Write out all of the data without omission, exactly as shown.

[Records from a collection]
........

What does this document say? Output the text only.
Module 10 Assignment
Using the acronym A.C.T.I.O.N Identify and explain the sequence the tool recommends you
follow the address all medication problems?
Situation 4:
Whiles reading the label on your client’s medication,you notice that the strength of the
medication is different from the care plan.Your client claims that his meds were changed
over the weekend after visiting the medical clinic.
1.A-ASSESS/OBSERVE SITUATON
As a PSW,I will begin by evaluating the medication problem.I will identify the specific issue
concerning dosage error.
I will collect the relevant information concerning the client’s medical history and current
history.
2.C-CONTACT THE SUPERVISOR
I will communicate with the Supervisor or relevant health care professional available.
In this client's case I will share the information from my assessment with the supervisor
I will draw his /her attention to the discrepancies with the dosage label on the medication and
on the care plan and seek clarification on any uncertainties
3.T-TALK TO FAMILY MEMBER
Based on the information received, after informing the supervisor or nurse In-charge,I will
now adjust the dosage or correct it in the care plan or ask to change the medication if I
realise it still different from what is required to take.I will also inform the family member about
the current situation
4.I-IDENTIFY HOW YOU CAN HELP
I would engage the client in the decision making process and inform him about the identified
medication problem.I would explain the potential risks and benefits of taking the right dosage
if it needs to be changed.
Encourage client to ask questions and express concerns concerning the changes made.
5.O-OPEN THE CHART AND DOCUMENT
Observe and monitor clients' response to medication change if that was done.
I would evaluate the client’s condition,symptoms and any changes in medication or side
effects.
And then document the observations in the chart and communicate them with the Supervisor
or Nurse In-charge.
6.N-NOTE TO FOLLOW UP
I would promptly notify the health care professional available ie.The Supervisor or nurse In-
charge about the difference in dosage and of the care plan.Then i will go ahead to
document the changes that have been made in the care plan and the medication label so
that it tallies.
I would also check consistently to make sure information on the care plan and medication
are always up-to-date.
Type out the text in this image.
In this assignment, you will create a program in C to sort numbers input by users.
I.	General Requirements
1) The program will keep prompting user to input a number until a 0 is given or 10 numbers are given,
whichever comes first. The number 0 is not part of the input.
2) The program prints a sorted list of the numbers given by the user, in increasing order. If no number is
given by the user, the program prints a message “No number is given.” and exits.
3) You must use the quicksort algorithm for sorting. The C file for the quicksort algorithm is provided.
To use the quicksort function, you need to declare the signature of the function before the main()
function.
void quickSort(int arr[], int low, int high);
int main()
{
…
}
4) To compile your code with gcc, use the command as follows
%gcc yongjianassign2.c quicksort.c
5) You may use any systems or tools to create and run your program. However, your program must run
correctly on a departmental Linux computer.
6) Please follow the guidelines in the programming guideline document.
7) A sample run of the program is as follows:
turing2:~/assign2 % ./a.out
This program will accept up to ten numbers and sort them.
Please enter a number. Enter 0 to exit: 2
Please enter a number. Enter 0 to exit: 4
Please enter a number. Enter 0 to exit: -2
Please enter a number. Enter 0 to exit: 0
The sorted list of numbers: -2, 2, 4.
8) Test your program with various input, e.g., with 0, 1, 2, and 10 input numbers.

........

[THE ANSWER]
What does this document say? Output the text only.
Module 10 Assignment
Using the acronym A.C.T.I.O.N Identify and explain the sequence the tool recommends you
follow the address all medication problems?
Situation 4:
Whiles reading the label on your client’s medication,you notice that the strength of the
medication is different from the care plan.Your client claims that his meds were changed
over the weekend after visiting the medical clinic.
1.A-ASSESS/OBSERVE SITUATON
As a PSW,I will begin by evaluating the medication problem.I will identify the specific issue
concerning dosage error.
I will collect the relevant information concerning the client’s medical history and current
history.
2.C-CONTACT THE SUPERVISOR
I will communicate with the Supervisor or relevant health care professional available.
In this client's case I will share the information from my assessment with the supervisor
I will draw his /her attention to the discrepancies with the dosage label on the medication and
on the care plan and seek clarification on any uncertainties
3.T-TALK TO FAMILY MEMBER
Based on the information received, after informing the supervisor or nurse In-charge,I will
now adjust the dosage or correct it in the care plan or ask to change the medication if I
realise it still different from what is required to take.I will also inform the family member about
the current situation
4.I-IDENTIFY HOW YOU CAN HELP
I would engage the client in the decision making process and inform him about the identified
medication problem.I would explain the potential risks and benefits of taking the right dosage
if it needs to be changed.
Encourage client to ask questions and express concerns concerning the changes made.
5.O-OPEN THE CHART AND DOCUMENT
Observe and monitor clients' response to medication change if that was done.
I would evaluate the client’s condition,symptoms and any changes in medication or side
effects.
And then document the observations in the chart and communicate them with the Supervisor
or Nurse In-charge.
6.N-NOTE TO FOLLOW UP
I would promptly notify the health care professional available ie.The Supervisor or nurse In-
charge about the difference in dosage and of the care plan.Then i will go ahead to
document the changes that have been made in the care plan and the medication label so
that it tallies.
I would also check consistently to make sure information on the care plan and medication
are always up-to-date.
Type out the text in this image.
In this assignment, you will create a program in C to sort numbers input by users.
I.	General Requirements
1) The program will keep prompting user to input a number until a 0 is given or 10 numbers are given,
whichever comes first. The number 0 is not part of the input.
2) The program prints a sorted list of the numbers given by the user, in increasing order. If no number is
given by the user, the program prints a message “No number is given.” and exits.
3) You must use the quicksort algorithm for sorting. The C file for the quicksort algorithm is provided.
To use the quicksort function, you need to declare the signature of the function before the main()
function.
void quickSort(int arr[], int low, int high);
int main()
{
…
}
4) To compile your code with gcc, use the command as follows
%gcc yongjianassign2.c quicksort.c
5) You may use any systems or tools to create and run your program. However, your program must run
correctly on a departmental Linux computer.
6) Please follow the guidelines in the programming guideline document.
7) A sample run of the program is as follows:
turing2:~/assign2 % ./a.out
This program will accept up to ten numbers and sort them.
Please enter a number. Enter 0 to exit: 2
Please enter a number. Enter 0 to exit: 4
Please enter a number. Enter 0 to exit: -2
Please enter a number. Enter 0 to exit: 0
The sorted list of numbers: -2, 2, 4.
8) Test your program with various input, e.g., with 0, 1, 2, and 10 input numbers.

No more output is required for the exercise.